[Items from a data source]
━━━━━━
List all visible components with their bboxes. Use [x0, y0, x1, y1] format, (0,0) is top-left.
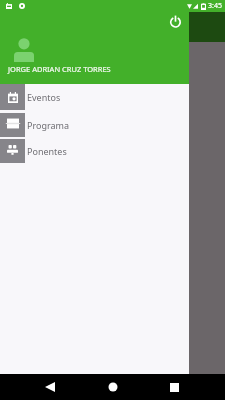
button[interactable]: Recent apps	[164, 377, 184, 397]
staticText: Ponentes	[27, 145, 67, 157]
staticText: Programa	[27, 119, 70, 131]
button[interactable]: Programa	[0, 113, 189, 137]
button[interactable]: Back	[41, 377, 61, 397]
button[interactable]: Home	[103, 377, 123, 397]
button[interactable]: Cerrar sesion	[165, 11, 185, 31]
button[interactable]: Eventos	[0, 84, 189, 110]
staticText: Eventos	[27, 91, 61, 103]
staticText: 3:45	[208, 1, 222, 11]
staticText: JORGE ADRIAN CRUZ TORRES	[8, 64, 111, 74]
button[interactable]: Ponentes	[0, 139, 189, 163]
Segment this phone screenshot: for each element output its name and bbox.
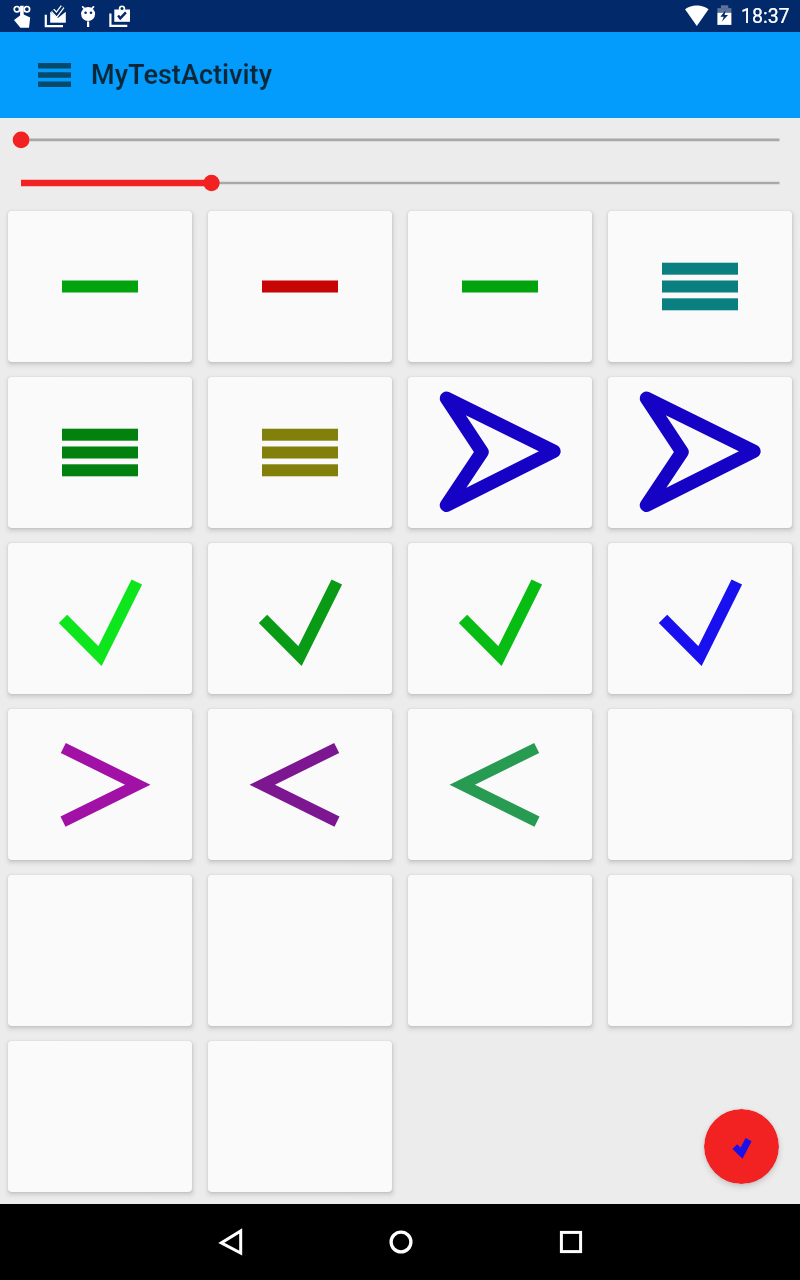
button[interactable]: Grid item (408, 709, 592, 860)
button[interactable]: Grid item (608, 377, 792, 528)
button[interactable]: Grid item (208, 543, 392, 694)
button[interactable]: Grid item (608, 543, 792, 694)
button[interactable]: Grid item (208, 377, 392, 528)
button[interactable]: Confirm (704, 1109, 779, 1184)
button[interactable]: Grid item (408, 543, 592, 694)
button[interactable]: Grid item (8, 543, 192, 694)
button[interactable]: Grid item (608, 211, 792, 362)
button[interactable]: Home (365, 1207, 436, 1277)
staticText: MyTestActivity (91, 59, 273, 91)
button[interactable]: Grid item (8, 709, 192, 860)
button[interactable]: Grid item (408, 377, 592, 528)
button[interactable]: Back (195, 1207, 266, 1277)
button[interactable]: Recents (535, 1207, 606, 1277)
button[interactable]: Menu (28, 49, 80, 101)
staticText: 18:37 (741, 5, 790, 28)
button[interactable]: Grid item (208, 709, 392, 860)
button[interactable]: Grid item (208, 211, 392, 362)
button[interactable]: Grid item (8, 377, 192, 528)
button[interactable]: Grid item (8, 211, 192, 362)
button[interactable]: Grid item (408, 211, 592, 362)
━━━━━━
Write out every line of the entries above word for word, omitting the pictures.

= WRITTEN SOLUTION =
List all visible components with their bboxes. Use [x0, y0, x1, y1] format, (0,0) is top-left.
button[interactable]: Recent apps	[164, 377, 184, 397]
staticText: Ponentes	[27, 145, 67, 157]
staticText: Programa	[27, 119, 70, 131]
button[interactable]: Programa	[0, 113, 189, 137]
button[interactable]: Back	[41, 377, 61, 397]
button[interactable]: Home	[103, 377, 123, 397]
button[interactable]: Cerrar sesion	[165, 11, 185, 31]
button[interactable]: Eventos	[0, 84, 189, 110]
staticText: Eventos	[27, 91, 61, 103]
staticText: 3:45	[208, 1, 222, 11]
staticText: JORGE ADRIAN CRUZ TORRES	[8, 64, 111, 74]
button[interactable]: Ponentes	[0, 139, 189, 163]
Segment this phone screenshot: for each element output its name and bbox.
button[interactable]: Grid item (408, 709, 592, 860)
button[interactable]: Grid item (608, 377, 792, 528)
button[interactable]: Grid item (208, 543, 392, 694)
button[interactable]: Grid item (608, 543, 792, 694)
button[interactable]: Grid item (208, 377, 392, 528)
button[interactable]: Confirm (704, 1109, 779, 1184)
button[interactable]: Grid item (408, 543, 592, 694)
button[interactable]: Grid item (8, 543, 192, 694)
button[interactable]: Grid item (608, 211, 792, 362)
button[interactable]: Home (365, 1207, 436, 1277)
staticText: MyTestActivity (91, 59, 273, 91)
button[interactable]: Grid item (8, 709, 192, 860)
button[interactable]: Grid item (408, 377, 592, 528)
button[interactable]: Back (195, 1207, 266, 1277)
button[interactable]: Recents (535, 1207, 606, 1277)
button[interactable]: Menu (28, 49, 80, 101)
staticText: 18:37 (741, 5, 790, 28)
button[interactable]: Grid item (208, 709, 392, 860)
button[interactable]: Grid item (208, 211, 392, 362)
button[interactable]: Grid item (8, 377, 192, 528)
button[interactable]: Grid item (8, 211, 192, 362)
button[interactable]: Grid item (408, 211, 592, 362)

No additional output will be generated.